(Goal) Among the following entries, count the lines that contain "with" and report only the result.

┌──

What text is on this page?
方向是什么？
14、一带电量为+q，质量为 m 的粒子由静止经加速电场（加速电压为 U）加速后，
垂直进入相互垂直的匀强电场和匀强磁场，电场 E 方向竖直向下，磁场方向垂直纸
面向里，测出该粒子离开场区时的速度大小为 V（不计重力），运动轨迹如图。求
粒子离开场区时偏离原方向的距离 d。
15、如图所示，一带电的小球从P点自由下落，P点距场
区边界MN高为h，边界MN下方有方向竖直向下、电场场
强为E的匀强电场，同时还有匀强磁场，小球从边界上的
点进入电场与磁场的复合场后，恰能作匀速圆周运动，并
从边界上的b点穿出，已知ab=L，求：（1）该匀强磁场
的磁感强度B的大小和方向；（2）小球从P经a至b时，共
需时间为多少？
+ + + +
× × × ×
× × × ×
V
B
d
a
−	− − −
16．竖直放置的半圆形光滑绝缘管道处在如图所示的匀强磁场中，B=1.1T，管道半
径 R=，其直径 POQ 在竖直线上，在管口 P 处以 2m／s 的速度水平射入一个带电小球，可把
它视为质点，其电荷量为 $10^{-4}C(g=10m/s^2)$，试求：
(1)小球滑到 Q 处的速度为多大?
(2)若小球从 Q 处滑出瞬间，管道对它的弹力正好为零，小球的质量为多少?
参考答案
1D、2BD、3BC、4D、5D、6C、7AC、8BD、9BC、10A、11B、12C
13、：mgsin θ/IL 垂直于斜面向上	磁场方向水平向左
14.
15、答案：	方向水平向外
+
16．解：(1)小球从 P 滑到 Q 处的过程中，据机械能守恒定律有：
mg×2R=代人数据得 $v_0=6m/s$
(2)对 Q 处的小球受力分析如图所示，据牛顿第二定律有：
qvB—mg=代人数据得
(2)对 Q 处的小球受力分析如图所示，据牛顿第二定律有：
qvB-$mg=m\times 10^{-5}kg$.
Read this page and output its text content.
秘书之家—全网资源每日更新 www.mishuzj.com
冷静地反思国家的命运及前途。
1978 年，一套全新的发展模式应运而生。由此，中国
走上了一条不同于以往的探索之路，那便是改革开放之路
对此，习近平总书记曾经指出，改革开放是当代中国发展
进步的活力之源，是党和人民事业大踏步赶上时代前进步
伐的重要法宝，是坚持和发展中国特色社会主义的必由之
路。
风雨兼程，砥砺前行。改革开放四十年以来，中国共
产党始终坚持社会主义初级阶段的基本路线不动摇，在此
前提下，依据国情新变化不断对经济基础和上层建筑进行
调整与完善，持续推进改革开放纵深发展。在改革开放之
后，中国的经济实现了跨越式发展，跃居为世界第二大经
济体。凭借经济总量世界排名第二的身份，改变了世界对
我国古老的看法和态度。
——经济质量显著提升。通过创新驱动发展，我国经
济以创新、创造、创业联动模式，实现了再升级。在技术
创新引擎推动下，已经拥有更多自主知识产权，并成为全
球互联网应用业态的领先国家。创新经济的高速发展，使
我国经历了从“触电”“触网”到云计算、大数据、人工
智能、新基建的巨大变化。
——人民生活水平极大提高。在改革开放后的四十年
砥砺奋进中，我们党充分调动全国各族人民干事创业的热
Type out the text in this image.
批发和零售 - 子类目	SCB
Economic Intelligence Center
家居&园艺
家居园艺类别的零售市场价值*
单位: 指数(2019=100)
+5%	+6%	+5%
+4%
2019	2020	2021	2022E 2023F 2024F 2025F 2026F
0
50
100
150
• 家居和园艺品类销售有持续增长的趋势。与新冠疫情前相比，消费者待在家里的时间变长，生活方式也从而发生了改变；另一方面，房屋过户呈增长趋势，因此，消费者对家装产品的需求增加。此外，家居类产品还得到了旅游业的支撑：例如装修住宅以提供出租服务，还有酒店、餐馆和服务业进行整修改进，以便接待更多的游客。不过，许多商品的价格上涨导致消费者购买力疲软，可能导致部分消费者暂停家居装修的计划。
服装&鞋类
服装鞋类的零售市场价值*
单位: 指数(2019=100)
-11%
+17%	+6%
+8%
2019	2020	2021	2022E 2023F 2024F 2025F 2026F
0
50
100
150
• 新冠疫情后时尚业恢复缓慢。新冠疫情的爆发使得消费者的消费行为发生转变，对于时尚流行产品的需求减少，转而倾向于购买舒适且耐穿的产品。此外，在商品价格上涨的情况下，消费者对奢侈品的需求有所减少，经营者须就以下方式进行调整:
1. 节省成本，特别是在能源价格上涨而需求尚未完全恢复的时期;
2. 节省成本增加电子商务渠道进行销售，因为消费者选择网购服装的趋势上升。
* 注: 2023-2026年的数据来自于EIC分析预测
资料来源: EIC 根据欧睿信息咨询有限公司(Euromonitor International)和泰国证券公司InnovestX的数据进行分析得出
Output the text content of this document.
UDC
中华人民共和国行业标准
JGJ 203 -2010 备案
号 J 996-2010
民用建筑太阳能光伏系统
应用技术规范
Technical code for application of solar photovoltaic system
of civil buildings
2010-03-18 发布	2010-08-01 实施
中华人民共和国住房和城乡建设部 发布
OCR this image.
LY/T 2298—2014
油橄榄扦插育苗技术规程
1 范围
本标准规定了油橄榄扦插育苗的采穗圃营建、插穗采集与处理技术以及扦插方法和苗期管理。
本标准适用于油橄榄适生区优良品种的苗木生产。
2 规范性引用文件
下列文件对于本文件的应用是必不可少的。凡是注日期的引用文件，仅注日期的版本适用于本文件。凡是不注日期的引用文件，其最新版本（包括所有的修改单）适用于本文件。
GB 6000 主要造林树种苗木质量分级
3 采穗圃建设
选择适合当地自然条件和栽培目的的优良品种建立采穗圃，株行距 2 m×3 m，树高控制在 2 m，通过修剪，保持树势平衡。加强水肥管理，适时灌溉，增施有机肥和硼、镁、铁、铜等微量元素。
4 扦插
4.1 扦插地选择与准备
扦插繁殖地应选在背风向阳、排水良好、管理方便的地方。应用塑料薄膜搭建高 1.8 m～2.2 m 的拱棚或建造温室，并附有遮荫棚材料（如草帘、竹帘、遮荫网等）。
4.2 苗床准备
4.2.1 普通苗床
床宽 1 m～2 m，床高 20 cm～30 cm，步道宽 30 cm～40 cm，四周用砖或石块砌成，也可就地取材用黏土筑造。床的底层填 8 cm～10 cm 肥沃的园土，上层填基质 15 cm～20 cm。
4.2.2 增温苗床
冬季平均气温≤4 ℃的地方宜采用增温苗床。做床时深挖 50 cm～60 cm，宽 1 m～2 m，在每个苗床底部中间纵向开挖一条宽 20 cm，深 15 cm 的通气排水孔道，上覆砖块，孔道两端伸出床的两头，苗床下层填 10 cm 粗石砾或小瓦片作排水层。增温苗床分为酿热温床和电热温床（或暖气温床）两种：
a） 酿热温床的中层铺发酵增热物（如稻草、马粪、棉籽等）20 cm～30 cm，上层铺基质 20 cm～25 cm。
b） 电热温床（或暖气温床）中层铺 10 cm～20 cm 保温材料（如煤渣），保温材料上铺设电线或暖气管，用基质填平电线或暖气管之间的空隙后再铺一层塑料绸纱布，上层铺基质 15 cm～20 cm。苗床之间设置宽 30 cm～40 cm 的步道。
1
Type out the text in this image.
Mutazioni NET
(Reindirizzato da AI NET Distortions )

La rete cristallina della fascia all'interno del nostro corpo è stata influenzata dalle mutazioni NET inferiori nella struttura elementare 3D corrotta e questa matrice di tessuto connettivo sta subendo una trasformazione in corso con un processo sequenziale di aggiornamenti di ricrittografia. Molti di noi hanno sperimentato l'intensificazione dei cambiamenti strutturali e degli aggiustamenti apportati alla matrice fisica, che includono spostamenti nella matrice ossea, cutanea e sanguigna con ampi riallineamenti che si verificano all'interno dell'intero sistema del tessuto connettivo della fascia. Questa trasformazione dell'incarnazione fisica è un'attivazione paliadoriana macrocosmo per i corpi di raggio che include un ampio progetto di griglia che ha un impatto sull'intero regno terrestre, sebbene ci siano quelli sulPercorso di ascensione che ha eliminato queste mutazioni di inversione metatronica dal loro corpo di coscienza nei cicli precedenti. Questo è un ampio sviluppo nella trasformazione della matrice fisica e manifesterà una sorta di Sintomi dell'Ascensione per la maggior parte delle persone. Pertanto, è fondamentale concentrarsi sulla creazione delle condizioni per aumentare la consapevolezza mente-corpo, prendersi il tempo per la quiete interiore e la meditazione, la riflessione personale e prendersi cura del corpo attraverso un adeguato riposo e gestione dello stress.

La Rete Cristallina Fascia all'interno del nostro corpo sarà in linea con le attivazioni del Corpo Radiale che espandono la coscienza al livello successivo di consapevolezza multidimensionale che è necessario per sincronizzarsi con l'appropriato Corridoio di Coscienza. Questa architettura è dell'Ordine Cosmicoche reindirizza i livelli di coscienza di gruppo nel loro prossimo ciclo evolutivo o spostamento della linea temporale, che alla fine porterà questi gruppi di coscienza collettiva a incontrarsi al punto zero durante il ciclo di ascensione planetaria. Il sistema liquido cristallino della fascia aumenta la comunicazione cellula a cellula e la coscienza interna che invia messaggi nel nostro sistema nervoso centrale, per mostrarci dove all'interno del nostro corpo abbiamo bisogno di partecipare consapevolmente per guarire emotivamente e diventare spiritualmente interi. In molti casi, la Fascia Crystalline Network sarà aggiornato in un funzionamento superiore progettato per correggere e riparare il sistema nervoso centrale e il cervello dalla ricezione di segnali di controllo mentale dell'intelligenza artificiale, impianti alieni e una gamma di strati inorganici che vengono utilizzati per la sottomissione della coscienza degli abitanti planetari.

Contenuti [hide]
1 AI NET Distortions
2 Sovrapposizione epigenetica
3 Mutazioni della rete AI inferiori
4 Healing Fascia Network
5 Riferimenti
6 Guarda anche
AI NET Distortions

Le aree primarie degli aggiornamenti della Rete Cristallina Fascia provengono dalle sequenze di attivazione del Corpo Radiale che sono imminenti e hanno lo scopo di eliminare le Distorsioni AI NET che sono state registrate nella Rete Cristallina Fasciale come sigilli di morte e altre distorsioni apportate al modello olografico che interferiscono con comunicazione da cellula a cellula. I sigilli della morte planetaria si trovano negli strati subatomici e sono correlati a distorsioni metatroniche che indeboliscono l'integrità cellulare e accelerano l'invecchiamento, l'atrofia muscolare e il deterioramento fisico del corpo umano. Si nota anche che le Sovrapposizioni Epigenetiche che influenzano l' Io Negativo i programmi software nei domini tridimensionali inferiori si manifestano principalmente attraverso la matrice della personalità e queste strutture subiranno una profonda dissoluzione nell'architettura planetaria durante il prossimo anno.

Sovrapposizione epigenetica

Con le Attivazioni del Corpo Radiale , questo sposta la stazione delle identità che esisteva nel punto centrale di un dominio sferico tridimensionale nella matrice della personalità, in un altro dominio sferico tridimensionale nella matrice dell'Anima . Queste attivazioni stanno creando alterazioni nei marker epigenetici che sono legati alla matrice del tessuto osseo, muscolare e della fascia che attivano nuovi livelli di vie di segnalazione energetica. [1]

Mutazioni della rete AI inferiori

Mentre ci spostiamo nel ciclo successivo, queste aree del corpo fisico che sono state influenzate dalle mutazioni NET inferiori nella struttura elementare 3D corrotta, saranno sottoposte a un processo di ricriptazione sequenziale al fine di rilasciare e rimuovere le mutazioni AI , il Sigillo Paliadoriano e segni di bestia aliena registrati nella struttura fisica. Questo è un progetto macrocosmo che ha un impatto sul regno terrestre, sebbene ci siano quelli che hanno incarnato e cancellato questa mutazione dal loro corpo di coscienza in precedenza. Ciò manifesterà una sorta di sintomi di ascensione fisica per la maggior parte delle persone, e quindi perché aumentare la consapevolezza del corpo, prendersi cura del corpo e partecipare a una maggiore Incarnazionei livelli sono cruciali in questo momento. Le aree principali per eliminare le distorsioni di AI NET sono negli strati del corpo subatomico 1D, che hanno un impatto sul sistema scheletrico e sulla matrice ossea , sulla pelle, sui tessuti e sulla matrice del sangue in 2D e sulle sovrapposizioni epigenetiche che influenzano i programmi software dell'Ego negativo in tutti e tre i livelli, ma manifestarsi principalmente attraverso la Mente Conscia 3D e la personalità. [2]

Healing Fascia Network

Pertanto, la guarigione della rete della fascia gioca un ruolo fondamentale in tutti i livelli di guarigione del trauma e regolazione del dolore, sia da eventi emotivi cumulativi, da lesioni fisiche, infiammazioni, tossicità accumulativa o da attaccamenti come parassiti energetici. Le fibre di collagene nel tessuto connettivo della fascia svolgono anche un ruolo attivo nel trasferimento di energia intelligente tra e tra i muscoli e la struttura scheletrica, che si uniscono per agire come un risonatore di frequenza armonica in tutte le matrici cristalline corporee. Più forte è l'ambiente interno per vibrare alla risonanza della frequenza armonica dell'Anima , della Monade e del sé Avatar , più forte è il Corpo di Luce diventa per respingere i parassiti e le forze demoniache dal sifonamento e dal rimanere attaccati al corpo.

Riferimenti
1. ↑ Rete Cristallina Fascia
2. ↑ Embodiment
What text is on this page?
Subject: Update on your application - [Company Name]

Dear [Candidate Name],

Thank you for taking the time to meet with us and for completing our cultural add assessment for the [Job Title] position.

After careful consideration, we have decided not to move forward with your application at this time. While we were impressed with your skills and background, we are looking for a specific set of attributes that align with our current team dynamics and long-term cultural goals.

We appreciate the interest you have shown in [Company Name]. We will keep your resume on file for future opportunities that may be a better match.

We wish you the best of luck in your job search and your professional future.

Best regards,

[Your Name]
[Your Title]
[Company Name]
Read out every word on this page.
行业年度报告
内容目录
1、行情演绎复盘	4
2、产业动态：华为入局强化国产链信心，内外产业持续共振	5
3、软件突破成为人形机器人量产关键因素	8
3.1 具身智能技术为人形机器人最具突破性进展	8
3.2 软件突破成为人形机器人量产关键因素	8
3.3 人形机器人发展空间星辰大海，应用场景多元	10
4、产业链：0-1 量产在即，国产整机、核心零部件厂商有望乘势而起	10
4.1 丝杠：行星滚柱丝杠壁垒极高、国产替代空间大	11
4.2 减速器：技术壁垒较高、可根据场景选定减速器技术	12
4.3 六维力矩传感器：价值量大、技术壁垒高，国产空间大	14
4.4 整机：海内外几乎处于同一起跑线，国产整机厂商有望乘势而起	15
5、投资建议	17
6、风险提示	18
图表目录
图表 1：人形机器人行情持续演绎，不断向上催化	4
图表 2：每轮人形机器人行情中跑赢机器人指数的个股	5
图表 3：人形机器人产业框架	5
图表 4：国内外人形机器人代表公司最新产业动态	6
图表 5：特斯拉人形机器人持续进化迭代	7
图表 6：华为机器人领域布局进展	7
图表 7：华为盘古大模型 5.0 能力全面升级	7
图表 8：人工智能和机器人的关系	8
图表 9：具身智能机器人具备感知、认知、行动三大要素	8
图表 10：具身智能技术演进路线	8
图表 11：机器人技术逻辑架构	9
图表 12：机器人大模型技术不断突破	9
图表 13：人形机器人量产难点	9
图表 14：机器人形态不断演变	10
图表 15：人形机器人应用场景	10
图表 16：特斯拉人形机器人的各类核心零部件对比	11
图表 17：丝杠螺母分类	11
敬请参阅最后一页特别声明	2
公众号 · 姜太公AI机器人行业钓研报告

└──

(Exercise result) 2